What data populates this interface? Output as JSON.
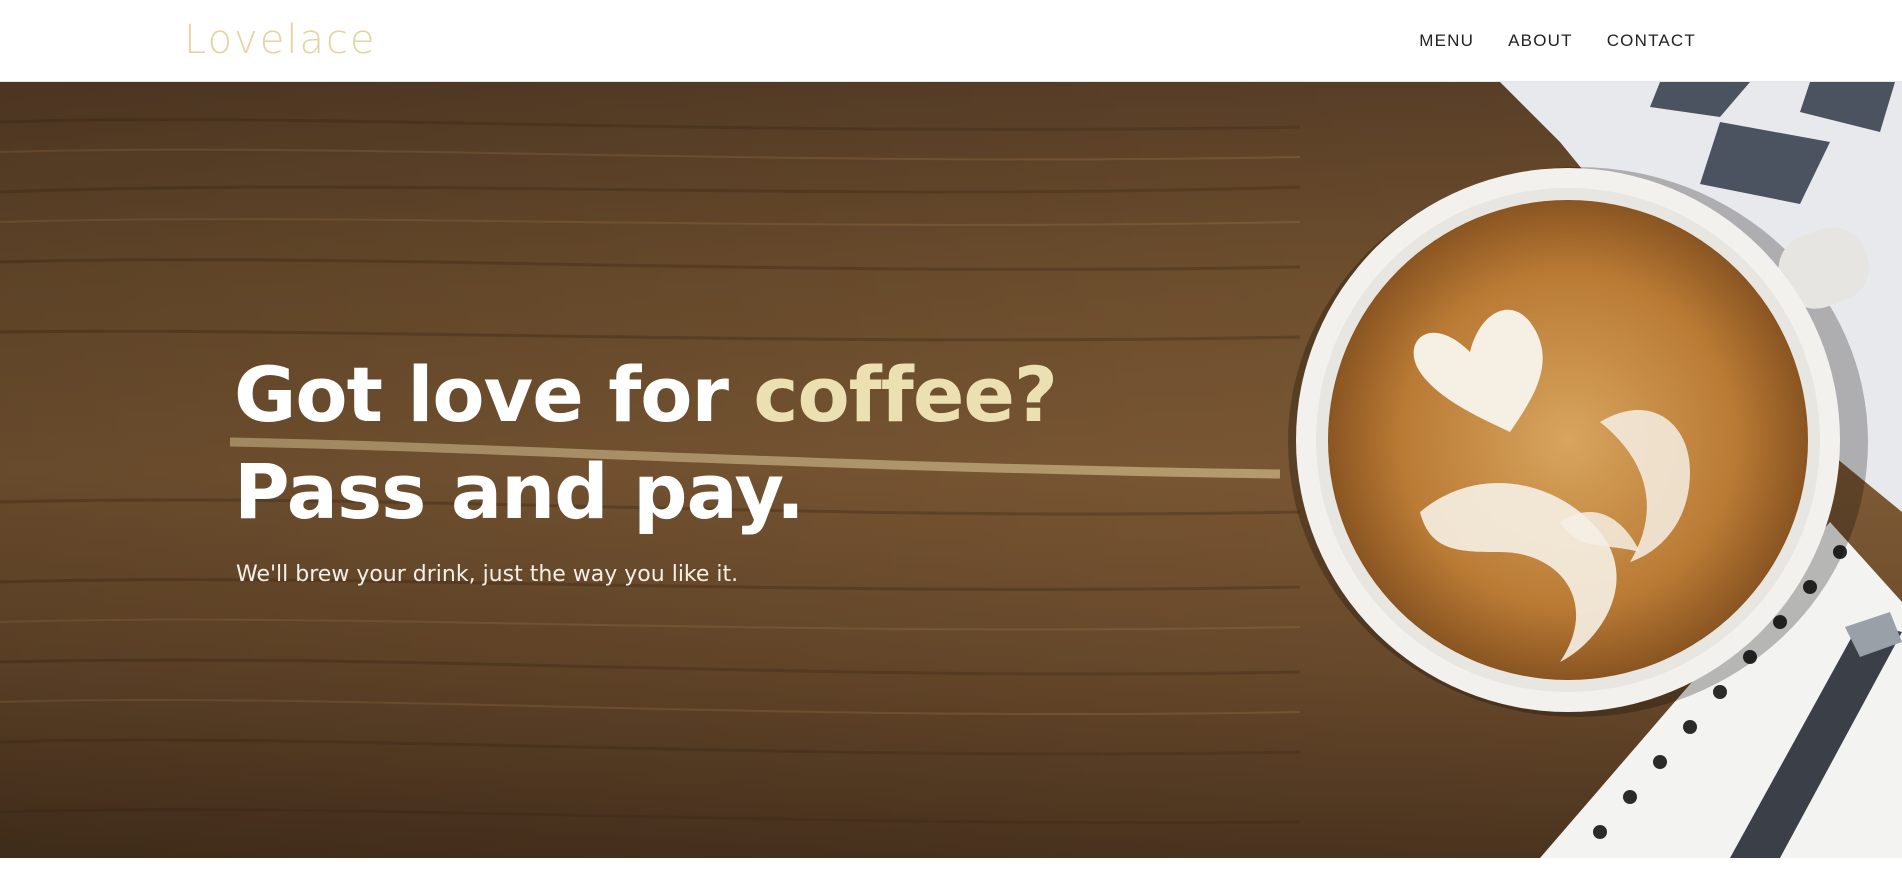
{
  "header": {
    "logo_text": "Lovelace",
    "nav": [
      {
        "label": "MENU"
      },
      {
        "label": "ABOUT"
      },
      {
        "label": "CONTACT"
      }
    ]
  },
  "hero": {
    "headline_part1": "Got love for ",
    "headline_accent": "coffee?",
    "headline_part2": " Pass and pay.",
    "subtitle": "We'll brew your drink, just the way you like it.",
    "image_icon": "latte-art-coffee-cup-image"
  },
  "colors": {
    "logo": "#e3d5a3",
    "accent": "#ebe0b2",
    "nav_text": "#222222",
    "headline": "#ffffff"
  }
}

▬▬▬

Reproduce the material word for word, minus the images.

* _Output for this exercise_
What data populates this interface? Output as JSON.
{
  "header": {
    "logo_text": "Lovelace",
    "nav": [
      {
        "label": "MENU"
      },
      {
        "label": "ABOUT"
      },
      {
        "label": "CONTACT"
      }
    ]
  },
  "hero": {
    "headline_part1": "Got love for ",
    "headline_accent": "coffee?",
    "headline_part2": " Pass and pay.",
    "subtitle": "We'll brew your drink, just the way you like it.",
    "image_icon": "latte-art-coffee-cup-image"
  },
  "colors": {
    "logo": "#e3d5a3",
    "accent": "#ebe0b2",
    "nav_text": "#222222",
    "headline": "#ffffff"
  }
}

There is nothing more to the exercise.